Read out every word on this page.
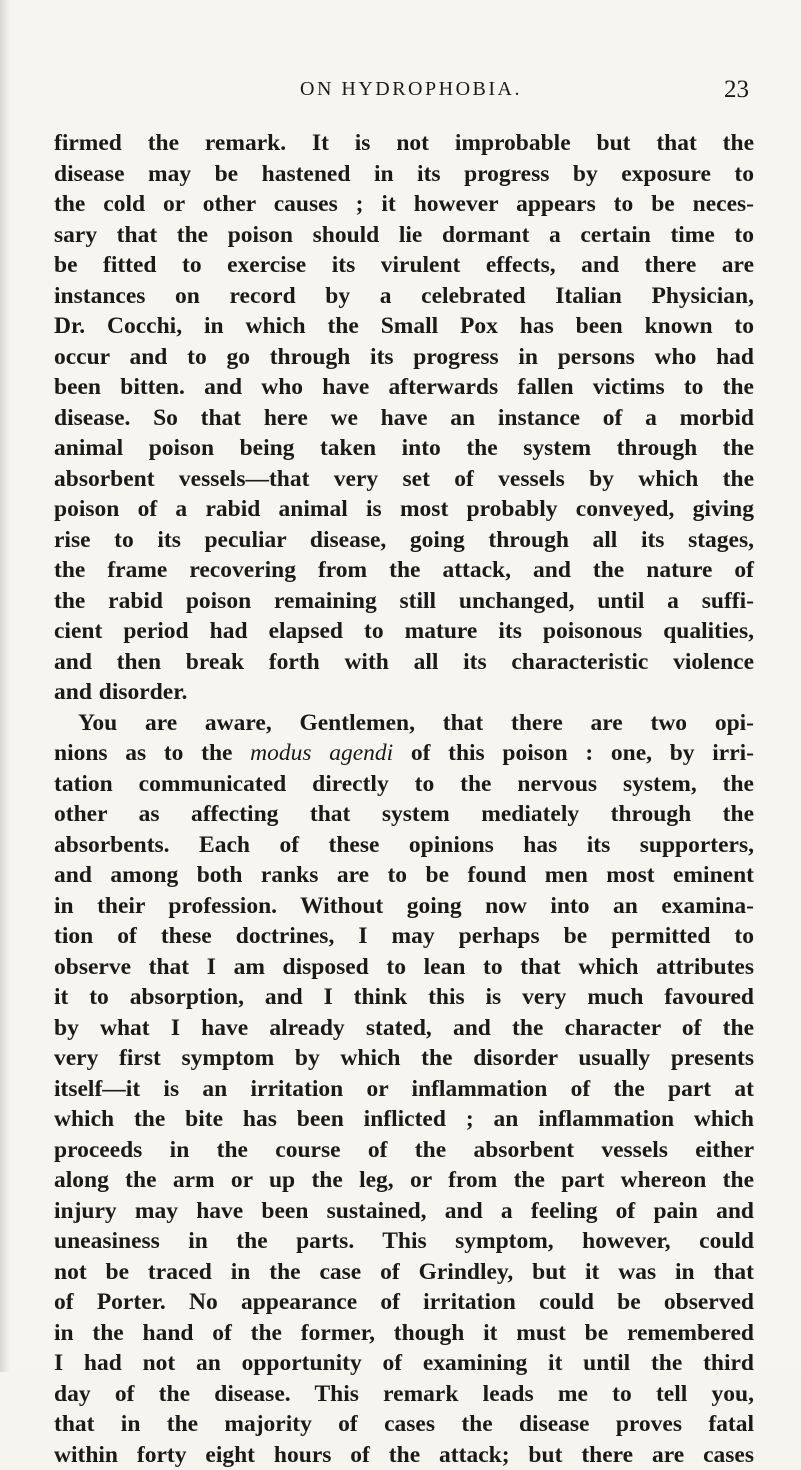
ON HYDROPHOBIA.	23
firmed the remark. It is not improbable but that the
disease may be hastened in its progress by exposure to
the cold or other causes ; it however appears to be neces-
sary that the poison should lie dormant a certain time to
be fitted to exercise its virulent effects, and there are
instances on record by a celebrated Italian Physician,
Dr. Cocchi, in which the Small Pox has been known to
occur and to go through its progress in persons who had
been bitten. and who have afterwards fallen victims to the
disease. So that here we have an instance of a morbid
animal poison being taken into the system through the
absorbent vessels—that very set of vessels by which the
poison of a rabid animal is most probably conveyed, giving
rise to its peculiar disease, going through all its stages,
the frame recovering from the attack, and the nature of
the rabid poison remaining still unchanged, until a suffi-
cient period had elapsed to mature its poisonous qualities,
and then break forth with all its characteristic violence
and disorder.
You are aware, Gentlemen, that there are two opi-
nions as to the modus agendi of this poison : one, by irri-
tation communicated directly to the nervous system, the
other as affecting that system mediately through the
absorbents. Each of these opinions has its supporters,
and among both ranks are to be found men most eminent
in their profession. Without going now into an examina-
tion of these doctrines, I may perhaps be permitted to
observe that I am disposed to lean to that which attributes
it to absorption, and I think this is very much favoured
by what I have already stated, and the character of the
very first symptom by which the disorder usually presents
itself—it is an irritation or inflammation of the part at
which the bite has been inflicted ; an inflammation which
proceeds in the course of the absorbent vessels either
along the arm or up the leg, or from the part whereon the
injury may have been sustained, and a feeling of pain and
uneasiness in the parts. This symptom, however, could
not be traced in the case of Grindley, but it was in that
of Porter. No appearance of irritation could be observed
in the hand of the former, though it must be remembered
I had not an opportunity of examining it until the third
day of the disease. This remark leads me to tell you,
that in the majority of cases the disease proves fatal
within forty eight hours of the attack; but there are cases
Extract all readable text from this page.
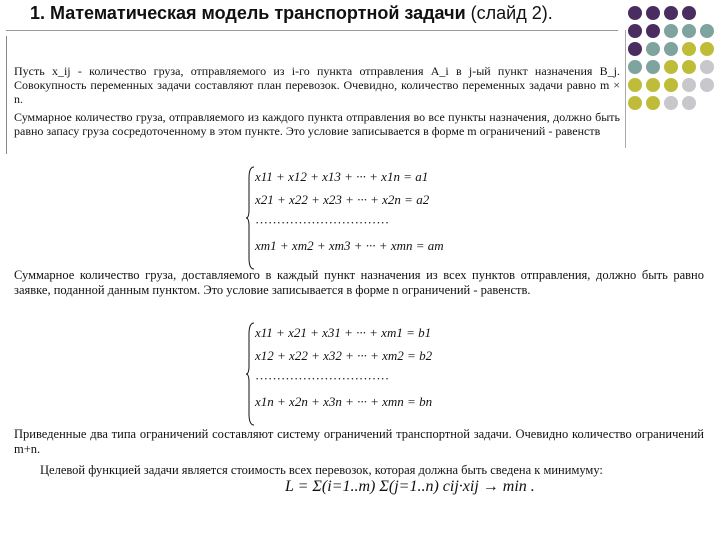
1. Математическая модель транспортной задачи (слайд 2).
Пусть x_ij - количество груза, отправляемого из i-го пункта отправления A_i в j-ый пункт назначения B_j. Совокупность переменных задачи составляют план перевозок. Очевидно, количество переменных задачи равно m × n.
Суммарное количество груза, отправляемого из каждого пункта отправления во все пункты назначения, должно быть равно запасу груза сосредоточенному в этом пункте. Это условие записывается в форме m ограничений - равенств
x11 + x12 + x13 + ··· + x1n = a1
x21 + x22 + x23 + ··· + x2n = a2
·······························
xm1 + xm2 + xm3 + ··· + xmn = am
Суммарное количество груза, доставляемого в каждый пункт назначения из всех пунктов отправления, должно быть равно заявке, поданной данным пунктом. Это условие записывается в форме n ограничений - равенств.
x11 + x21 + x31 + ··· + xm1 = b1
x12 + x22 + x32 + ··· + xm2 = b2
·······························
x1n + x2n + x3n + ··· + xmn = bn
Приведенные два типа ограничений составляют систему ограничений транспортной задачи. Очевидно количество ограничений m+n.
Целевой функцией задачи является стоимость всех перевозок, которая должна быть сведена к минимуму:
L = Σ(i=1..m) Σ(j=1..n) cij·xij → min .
----
Output, exactly, all the records above; include no pictures.

Read out every word on this page.
ON HYDROPHOBIA.	23
firmed the remark. It is not improbable but that the
disease may be hastened in its progress by exposure to
the cold or other causes ; it however appears to be neces-
sary that the poison should lie dormant a certain time to
be fitted to exercise its virulent effects, and there are
instances on record by a celebrated Italian Physician,
Dr. Cocchi, in which the Small Pox has been known to
occur and to go through its progress in persons who had
been bitten. and who have afterwards fallen victims to the
disease. So that here we have an instance of a morbid
animal poison being taken into the system through the
absorbent vessels—that very set of vessels by which the
poison of a rabid animal is most probably conveyed, giving
rise to its peculiar disease, going through all its stages,
the frame recovering from the attack, and the nature of
the rabid poison remaining still unchanged, until a suffi-
cient period had elapsed to mature its poisonous qualities,
and then break forth with all its characteristic violence
and disorder.
You are aware, Gentlemen, that there are two opi-
nions as to the modus agendi of this poison : one, by irri-
tation communicated directly to the nervous system, the
other as affecting that system mediately through the
absorbents. Each of these opinions has its supporters,
and among both ranks are to be found men most eminent
in their profession. Without going now into an examina-
tion of these doctrines, I may perhaps be permitted to
observe that I am disposed to lean to that which attributes
it to absorption, and I think this is very much favoured
by what I have already stated, and the character of the
very first symptom by which the disorder usually presents
itself—it is an irritation or inflammation of the part at
which the bite has been inflicted ; an inflammation which
proceeds in the course of the absorbent vessels either
along the arm or up the leg, or from the part whereon the
injury may have been sustained, and a feeling of pain and
uneasiness in the parts. This symptom, however, could
not be traced in the case of Grindley, but it was in that
of Porter. No appearance of irritation could be observed
in the hand of the former, though it must be remembered
I had not an opportunity of examining it until the third
day of the disease. This remark leads me to tell you,
that in the majority of cases the disease proves fatal
within forty eight hours of the attack; but there are cases
Extract all readable text from this page.
1. Математическая модель транспортной задачи (слайд 2).
Пусть x_ij - количество груза, отправляемого из i-го пункта отправления A_i в j-ый пункт назначения B_j. Совокупность переменных задачи составляют план перевозок. Очевидно, количество переменных задачи равно m × n.
Суммарное количество груза, отправляемого из каждого пункта отправления во все пункты назначения, должно быть равно запасу груза сосредоточенному в этом пункте. Это условие записывается в форме m ограничений - равенств
x11 + x12 + x13 + ··· + x1n = a1
x21 + x22 + x23 + ··· + x2n = a2
·······························
xm1 + xm2 + xm3 + ··· + xmn = am
Суммарное количество груза, доставляемого в каждый пункт назначения из всех пунктов отправления, должно быть равно заявке, поданной данным пунктом. Это условие записывается в форме n ограничений - равенств.
x11 + x21 + x31 + ··· + xm1 = b1
x12 + x22 + x32 + ··· + xm2 = b2
·······························
x1n + x2n + x3n + ··· + xmn = bn
Приведенные два типа ограничений составляют систему ограничений транспортной задачи. Очевидно количество ограничений m+n.
Целевой функцией задачи является стоимость всех перевозок, которая должна быть сведена к минимуму:
L = Σ(i=1..m) Σ(j=1..n) cij·xij → min .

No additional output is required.